Copy out, from the entries below, each line holding the string "Desenvolvimento".

▶

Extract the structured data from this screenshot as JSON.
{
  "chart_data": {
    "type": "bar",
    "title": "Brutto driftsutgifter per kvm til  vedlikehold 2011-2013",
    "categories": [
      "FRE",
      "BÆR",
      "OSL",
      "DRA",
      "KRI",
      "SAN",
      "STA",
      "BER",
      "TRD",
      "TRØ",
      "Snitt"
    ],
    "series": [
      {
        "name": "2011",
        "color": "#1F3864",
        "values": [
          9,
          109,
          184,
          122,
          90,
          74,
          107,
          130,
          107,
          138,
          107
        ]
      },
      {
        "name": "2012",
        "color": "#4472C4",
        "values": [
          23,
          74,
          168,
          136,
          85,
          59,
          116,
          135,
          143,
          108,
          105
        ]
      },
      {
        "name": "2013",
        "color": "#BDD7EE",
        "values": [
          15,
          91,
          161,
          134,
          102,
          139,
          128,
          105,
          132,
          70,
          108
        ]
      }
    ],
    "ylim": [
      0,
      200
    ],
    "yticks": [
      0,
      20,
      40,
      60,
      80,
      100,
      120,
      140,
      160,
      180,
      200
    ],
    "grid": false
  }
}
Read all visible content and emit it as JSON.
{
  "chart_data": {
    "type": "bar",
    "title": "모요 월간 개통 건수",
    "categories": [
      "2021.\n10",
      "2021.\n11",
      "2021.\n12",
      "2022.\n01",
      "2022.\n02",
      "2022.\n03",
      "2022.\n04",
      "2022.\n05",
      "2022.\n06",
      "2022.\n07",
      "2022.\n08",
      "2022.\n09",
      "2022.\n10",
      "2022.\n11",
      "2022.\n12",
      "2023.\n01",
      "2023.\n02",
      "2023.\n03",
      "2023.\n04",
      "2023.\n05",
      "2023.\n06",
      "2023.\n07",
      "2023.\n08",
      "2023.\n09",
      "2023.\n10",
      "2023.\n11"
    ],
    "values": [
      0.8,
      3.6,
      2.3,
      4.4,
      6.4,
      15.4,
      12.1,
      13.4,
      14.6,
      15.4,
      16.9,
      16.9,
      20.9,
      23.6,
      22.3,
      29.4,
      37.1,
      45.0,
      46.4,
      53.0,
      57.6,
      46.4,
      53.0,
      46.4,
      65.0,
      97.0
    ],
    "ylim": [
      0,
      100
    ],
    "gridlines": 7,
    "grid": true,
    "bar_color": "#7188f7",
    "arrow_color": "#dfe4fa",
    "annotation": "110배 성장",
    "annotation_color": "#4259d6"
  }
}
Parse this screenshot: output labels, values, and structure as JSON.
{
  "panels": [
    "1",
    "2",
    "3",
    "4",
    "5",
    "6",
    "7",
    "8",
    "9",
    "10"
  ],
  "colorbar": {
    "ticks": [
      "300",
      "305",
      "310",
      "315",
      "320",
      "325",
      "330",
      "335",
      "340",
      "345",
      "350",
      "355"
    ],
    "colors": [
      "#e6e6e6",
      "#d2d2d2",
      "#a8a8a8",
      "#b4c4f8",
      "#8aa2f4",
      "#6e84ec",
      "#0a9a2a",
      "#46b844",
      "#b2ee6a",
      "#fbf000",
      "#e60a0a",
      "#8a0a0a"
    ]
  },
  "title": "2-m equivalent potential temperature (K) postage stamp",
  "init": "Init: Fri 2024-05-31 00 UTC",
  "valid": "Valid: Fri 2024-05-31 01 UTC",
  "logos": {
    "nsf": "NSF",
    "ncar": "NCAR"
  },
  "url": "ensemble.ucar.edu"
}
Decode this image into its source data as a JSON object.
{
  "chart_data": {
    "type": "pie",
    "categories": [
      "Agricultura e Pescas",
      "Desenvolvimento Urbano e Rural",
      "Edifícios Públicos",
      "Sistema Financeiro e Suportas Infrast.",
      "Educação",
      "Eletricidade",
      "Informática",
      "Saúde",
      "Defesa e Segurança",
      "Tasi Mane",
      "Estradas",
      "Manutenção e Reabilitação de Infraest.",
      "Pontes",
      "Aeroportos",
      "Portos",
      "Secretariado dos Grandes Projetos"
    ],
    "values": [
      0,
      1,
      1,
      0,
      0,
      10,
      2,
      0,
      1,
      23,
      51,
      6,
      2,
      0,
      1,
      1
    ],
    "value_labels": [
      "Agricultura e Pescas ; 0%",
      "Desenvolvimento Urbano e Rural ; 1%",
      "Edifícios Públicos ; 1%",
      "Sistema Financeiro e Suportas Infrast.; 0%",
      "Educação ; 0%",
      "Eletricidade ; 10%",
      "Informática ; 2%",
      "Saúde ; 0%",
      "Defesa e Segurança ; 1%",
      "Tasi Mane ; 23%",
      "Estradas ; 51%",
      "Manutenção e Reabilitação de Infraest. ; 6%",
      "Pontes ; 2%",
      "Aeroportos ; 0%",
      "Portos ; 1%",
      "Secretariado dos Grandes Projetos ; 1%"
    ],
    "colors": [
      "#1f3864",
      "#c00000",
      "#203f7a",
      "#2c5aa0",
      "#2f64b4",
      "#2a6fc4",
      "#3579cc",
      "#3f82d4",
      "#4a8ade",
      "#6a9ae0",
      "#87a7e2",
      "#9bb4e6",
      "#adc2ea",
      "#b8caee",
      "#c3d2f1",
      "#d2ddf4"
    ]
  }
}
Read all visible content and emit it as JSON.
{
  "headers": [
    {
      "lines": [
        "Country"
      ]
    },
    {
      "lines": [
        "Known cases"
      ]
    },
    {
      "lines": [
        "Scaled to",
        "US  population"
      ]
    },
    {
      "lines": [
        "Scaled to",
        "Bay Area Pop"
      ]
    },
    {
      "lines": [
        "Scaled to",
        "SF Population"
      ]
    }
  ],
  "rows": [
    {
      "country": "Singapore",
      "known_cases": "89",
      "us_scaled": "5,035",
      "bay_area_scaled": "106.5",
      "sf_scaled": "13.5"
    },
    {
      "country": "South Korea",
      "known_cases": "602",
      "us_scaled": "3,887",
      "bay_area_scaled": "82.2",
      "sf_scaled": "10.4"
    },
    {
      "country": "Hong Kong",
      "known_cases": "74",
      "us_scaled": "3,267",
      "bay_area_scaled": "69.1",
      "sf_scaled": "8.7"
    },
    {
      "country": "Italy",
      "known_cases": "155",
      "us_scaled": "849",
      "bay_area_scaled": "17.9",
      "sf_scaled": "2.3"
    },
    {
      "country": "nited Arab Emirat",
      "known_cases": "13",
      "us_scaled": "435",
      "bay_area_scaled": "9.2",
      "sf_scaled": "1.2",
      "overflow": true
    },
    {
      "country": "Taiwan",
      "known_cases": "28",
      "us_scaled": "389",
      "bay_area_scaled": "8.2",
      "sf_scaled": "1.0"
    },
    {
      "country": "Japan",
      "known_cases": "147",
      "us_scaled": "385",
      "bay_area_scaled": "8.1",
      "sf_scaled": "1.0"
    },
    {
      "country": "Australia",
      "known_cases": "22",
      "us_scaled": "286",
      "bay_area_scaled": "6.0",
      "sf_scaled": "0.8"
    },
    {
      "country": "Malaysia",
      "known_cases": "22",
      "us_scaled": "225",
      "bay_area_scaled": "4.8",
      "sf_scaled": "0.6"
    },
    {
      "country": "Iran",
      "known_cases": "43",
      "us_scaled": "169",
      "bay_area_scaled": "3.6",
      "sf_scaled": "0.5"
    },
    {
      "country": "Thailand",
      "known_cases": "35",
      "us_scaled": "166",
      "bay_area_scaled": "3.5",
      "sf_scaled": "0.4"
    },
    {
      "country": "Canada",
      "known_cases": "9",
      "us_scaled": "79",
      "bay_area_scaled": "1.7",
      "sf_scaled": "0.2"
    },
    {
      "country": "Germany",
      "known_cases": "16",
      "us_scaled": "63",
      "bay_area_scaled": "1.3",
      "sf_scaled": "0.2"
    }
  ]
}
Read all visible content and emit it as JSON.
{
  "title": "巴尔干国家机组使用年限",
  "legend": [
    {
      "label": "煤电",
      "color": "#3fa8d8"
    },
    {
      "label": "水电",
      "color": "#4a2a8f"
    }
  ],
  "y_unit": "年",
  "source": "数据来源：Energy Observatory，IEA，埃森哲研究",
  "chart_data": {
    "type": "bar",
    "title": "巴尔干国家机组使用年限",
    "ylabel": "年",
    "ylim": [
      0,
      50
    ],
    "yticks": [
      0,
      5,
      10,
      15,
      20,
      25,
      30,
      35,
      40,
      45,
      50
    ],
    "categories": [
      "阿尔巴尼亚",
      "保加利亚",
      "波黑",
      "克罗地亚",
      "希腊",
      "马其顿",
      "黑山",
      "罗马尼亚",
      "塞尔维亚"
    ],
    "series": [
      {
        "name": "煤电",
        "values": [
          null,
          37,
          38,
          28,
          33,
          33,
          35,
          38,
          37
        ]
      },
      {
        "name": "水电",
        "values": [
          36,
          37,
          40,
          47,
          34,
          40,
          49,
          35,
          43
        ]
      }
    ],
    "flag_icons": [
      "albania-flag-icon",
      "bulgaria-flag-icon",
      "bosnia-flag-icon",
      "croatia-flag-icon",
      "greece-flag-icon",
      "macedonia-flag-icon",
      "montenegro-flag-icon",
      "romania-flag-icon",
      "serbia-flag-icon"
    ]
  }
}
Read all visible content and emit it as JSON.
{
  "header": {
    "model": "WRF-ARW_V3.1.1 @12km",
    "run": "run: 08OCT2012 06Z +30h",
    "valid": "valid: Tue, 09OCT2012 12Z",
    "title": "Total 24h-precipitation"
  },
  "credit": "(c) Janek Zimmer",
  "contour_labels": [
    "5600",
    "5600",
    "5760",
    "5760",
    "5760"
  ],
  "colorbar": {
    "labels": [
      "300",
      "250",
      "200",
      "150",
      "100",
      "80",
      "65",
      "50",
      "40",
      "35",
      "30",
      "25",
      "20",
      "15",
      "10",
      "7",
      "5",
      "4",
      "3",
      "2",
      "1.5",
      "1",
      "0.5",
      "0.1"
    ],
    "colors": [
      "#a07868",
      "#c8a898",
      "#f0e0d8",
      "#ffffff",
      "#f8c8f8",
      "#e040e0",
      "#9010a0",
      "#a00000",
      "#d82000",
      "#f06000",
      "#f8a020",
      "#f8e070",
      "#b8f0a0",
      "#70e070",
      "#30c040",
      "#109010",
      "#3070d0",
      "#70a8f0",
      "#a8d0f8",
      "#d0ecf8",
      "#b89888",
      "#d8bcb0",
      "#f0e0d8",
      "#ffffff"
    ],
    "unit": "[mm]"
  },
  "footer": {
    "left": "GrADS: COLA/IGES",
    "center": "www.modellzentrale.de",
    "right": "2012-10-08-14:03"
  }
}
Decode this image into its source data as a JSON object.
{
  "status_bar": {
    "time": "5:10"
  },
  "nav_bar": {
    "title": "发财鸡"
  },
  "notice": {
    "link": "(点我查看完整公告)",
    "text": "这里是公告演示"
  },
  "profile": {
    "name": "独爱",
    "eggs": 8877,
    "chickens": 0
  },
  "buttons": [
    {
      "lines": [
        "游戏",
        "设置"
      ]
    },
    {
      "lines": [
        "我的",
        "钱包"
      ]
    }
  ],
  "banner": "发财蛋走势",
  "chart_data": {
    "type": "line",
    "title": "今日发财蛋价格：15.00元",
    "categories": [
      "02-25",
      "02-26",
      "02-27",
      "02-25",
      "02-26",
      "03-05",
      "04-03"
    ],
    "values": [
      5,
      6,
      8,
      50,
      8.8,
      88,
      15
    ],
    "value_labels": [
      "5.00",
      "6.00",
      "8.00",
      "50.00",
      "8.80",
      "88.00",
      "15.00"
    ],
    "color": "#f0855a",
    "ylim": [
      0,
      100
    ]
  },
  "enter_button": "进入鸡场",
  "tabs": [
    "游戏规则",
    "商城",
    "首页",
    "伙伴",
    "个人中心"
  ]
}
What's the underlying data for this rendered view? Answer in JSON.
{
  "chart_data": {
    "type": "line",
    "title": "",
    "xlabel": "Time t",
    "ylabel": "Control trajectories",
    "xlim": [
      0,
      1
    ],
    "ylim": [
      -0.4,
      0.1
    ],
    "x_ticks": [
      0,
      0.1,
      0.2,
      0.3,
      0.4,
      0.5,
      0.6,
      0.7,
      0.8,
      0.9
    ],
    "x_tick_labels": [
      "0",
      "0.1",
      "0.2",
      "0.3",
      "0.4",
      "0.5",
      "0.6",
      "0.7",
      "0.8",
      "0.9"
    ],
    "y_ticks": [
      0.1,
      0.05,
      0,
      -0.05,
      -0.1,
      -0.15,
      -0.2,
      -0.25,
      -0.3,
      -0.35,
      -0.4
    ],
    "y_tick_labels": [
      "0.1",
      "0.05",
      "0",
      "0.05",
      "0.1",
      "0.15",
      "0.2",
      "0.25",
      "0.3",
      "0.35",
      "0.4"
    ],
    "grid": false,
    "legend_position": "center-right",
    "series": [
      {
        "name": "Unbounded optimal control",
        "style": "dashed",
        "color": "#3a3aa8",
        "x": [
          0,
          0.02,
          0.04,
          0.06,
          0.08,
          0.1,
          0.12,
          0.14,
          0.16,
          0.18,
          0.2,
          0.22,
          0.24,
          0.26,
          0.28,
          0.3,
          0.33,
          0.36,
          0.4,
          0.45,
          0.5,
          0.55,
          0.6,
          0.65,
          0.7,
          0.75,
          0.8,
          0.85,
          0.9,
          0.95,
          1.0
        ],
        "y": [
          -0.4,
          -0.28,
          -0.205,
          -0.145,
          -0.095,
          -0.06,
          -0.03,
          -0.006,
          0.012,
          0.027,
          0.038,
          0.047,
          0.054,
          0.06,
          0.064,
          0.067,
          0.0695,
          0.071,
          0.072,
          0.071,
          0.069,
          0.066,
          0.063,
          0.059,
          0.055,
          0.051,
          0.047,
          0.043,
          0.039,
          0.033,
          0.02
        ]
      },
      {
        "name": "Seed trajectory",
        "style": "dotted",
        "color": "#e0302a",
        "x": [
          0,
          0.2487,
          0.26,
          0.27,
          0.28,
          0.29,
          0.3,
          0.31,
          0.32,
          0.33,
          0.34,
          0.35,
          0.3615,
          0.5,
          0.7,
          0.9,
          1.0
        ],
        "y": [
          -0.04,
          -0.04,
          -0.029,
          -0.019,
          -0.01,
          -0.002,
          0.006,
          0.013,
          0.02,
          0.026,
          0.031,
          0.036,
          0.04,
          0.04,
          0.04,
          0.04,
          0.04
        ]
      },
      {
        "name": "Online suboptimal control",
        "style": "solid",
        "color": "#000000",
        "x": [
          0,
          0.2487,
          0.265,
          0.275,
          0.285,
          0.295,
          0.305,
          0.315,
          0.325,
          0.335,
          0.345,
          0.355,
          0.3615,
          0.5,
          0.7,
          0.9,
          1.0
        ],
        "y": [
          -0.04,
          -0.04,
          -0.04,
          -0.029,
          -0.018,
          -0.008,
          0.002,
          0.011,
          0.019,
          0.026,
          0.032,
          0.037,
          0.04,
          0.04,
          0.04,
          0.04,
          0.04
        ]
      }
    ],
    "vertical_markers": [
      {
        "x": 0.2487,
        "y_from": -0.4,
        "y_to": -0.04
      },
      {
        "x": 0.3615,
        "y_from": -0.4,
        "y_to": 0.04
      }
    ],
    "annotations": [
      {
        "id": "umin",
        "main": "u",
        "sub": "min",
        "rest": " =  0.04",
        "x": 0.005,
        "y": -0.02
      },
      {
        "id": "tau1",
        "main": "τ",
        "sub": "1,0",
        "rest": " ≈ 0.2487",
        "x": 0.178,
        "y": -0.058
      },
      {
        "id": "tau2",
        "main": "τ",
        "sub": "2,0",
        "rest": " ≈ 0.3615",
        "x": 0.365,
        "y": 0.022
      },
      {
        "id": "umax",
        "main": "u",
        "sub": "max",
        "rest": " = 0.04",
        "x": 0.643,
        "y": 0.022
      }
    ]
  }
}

◀

◆ **Answer**:
      "Desenvolvimento Urbano e Rural",
      "Desenvolvimento Urbano e Rural ; 1%",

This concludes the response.